**What the exercise asks:** Among the lines below, list those containing the string "ACTIVIDADES".

**Provided entries:**
┏━━
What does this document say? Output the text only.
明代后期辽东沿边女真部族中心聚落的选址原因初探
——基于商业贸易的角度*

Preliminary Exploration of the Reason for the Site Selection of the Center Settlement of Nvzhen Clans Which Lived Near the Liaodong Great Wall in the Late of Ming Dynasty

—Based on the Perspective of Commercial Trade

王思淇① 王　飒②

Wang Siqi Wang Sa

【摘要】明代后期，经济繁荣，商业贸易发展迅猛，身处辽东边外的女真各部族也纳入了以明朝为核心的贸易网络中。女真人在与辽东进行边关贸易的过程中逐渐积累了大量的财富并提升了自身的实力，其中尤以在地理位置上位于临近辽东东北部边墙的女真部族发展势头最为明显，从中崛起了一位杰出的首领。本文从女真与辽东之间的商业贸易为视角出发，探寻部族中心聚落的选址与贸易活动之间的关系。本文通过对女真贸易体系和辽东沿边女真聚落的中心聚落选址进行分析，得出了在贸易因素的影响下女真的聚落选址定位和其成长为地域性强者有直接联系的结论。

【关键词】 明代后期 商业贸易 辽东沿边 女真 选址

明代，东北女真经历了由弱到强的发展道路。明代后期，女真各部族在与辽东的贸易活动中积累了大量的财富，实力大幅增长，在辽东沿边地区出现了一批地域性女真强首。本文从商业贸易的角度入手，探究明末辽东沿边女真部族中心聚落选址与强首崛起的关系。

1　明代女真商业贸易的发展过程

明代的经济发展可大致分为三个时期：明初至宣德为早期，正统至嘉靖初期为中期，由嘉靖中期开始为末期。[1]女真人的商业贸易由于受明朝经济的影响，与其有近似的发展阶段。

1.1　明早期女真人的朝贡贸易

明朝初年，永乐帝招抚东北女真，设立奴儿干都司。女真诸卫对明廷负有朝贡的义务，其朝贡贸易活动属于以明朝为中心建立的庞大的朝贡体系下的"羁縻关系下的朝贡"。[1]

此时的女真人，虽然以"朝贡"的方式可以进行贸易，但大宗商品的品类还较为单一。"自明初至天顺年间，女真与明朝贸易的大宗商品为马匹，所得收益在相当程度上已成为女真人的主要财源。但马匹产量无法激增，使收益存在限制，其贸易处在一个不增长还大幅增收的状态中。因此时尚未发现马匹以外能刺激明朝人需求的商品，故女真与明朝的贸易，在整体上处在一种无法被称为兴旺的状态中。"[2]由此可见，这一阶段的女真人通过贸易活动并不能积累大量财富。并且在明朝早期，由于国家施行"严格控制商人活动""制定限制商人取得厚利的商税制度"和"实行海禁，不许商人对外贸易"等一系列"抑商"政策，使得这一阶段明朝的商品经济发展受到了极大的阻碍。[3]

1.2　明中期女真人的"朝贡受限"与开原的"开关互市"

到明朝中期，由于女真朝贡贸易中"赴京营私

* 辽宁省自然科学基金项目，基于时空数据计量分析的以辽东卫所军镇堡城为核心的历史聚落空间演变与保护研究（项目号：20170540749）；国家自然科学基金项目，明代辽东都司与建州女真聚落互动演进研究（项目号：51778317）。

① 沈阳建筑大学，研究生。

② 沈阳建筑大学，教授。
┗━━
┏━━
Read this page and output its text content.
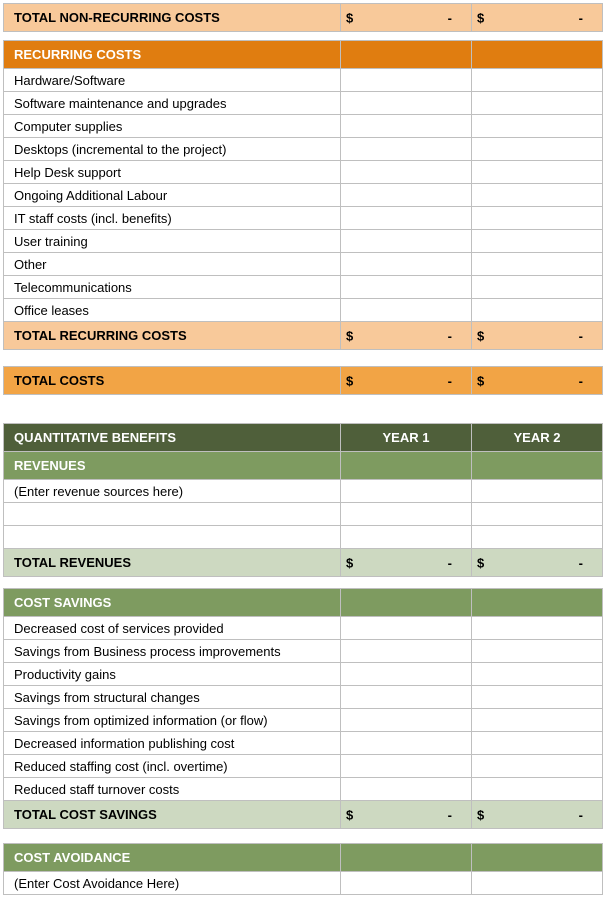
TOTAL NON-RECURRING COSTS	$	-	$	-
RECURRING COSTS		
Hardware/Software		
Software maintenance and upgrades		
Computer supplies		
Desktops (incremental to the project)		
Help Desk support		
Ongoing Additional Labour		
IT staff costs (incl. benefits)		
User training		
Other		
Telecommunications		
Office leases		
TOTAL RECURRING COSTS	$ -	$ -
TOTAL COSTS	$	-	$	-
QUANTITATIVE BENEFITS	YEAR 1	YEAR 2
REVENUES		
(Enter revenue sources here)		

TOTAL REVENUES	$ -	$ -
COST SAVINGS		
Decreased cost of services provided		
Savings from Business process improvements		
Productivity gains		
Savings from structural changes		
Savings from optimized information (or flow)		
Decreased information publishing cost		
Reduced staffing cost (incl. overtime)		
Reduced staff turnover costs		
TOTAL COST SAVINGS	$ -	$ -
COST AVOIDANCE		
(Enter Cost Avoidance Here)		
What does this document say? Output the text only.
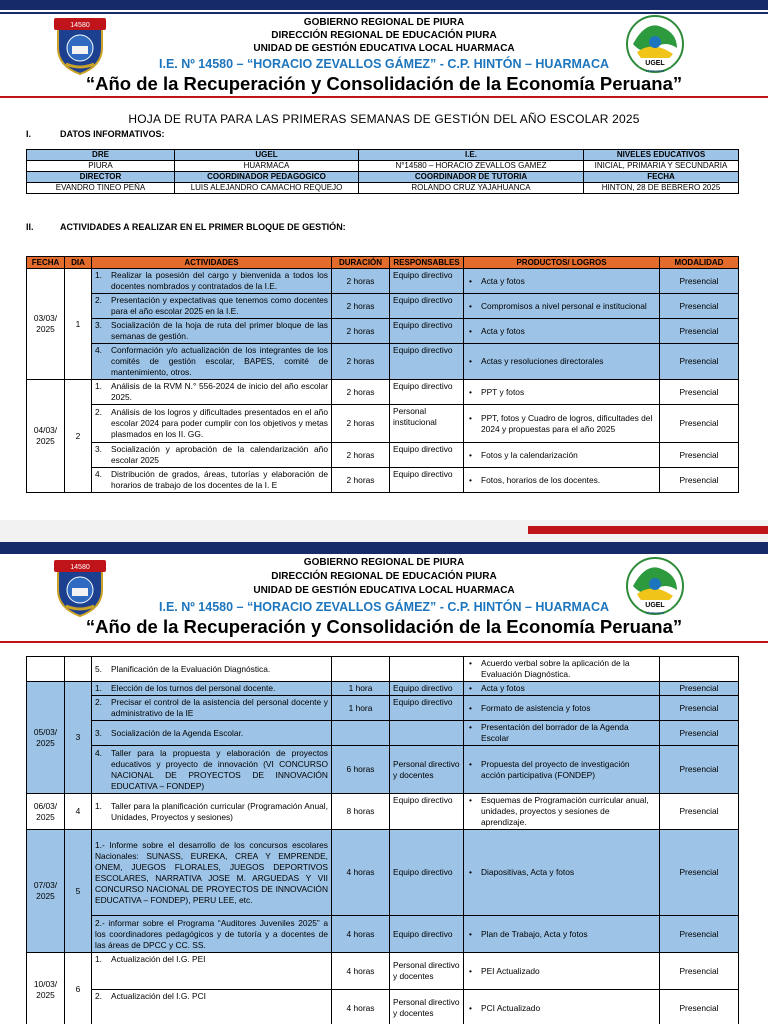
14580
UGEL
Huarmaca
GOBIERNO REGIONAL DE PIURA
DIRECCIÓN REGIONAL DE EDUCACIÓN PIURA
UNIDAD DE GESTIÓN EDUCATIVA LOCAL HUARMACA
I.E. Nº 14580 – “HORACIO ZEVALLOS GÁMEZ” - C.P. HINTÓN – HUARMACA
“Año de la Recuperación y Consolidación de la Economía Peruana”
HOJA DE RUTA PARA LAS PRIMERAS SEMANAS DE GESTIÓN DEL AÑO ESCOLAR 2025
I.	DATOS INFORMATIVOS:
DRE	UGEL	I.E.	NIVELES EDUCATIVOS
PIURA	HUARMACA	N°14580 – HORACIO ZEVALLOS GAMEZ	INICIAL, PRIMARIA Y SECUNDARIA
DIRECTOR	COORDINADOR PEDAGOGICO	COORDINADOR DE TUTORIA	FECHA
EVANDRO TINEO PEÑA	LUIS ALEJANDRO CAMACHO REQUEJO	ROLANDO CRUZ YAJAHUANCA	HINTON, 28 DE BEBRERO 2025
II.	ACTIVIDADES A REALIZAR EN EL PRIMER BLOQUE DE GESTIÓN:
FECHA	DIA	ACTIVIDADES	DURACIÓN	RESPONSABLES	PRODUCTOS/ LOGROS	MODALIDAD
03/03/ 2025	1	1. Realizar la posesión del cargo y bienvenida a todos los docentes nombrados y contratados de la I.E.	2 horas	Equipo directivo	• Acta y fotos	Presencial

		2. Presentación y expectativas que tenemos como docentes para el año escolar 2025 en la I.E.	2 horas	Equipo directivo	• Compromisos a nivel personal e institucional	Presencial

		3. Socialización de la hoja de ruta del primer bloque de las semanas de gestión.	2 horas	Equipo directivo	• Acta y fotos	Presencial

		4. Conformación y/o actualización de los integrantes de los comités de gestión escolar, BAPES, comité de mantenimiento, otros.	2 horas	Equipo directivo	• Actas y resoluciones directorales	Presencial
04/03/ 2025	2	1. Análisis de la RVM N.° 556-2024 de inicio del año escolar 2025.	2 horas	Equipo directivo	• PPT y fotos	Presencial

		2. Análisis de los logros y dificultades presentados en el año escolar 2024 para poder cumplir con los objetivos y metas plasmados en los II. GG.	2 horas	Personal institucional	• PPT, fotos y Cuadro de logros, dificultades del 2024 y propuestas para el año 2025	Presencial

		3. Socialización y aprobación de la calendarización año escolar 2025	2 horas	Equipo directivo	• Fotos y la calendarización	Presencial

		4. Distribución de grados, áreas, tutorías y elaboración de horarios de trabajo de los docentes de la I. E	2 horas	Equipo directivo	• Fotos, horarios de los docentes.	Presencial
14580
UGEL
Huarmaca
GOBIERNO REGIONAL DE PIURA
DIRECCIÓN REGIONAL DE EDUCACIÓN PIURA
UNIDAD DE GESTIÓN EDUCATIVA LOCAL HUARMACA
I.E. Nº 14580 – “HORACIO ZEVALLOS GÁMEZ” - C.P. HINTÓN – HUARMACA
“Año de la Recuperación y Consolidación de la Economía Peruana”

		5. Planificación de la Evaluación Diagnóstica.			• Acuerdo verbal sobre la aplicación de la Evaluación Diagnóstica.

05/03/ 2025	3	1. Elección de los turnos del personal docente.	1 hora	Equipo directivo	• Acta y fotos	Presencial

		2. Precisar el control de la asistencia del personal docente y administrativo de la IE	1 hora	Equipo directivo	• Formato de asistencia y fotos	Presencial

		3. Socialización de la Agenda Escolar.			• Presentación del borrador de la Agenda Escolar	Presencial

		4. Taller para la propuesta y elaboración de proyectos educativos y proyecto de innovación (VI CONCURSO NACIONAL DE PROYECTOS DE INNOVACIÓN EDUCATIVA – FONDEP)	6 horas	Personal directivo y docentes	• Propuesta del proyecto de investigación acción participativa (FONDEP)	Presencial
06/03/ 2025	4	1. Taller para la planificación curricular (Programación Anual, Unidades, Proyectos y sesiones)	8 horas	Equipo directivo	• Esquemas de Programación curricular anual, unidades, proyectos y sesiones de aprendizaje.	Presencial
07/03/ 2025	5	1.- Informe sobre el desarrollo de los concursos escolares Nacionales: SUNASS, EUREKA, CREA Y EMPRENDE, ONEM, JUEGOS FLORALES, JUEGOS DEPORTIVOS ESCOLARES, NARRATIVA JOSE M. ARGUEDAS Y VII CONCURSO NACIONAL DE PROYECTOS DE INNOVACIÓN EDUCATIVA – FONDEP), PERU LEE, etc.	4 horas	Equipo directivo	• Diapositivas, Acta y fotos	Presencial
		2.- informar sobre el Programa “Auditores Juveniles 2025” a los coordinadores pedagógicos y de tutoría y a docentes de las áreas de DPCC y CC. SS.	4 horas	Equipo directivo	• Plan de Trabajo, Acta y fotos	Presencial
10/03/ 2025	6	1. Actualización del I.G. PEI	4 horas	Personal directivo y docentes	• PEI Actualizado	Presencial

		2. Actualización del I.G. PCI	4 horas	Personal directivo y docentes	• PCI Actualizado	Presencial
┗━━
┏━━
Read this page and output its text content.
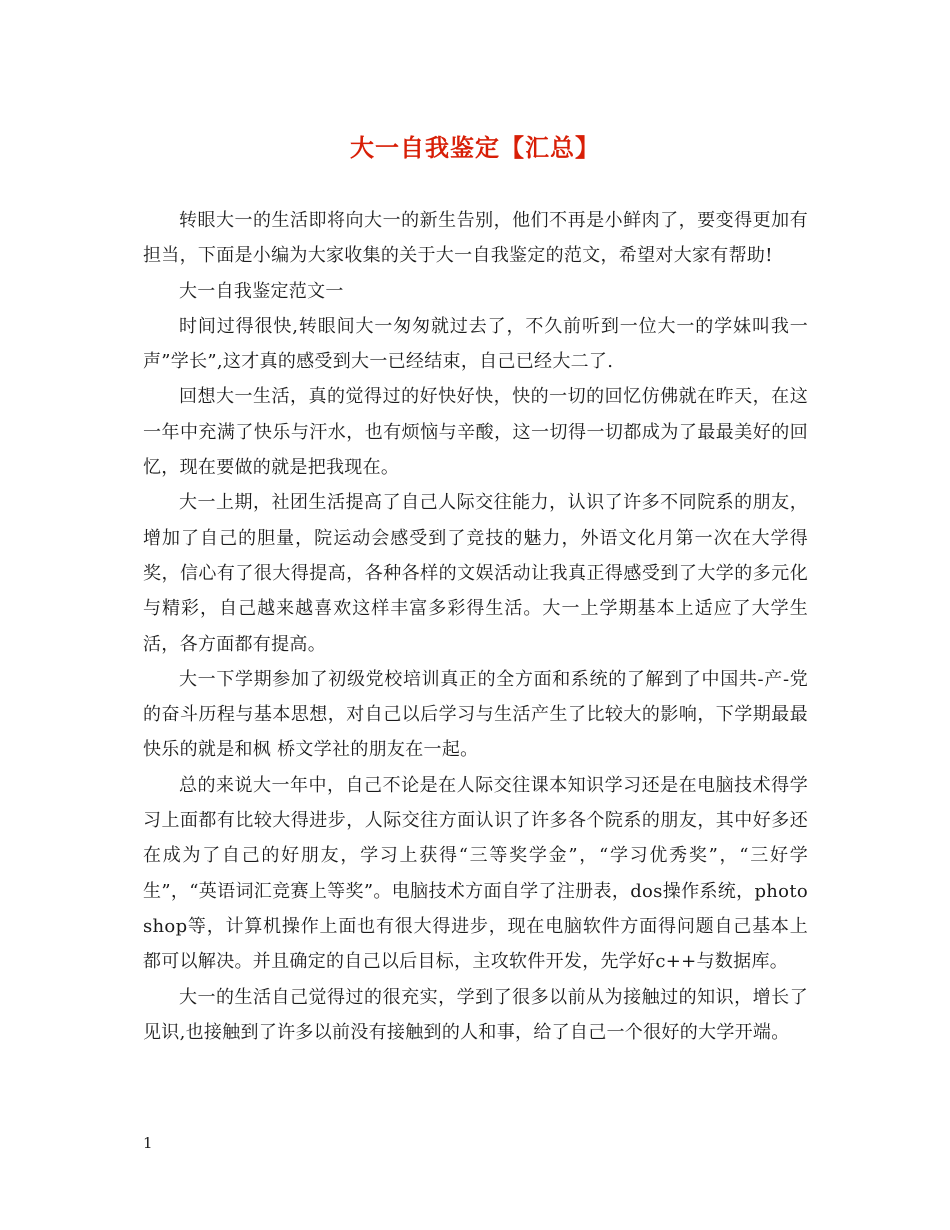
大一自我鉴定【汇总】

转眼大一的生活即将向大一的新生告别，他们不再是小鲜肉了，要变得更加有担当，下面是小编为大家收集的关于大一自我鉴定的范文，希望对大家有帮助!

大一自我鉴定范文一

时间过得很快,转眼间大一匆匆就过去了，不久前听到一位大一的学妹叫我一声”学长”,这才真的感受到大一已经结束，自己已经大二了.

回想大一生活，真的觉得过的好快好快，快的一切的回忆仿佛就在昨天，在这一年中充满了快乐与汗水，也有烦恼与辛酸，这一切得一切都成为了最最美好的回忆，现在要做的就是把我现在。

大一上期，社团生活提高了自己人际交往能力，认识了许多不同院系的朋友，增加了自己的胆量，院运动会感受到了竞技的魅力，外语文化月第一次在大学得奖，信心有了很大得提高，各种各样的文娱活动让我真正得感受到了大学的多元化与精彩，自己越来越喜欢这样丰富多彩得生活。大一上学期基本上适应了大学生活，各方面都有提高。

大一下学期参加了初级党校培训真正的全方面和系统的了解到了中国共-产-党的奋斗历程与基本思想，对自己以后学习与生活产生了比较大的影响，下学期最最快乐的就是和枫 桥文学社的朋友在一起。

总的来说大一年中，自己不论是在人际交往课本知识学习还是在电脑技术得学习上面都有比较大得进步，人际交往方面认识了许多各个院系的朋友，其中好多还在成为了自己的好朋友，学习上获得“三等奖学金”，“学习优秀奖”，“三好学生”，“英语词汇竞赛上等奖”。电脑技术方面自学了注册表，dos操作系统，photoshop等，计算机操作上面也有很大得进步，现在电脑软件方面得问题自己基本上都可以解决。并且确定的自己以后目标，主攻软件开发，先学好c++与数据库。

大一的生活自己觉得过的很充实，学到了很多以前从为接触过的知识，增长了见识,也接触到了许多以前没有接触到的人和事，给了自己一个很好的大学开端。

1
┗━━
**Solved problem:**
II.	ACTIVIDADES A REALIZAR EN EL PRIMER BLOQUE DE GESTIÓN:
FECHA	DIA	ACTIVIDADES	DURACIÓN	RESPONSABLES	PRODUCTOS/ LOGROS	MODALIDAD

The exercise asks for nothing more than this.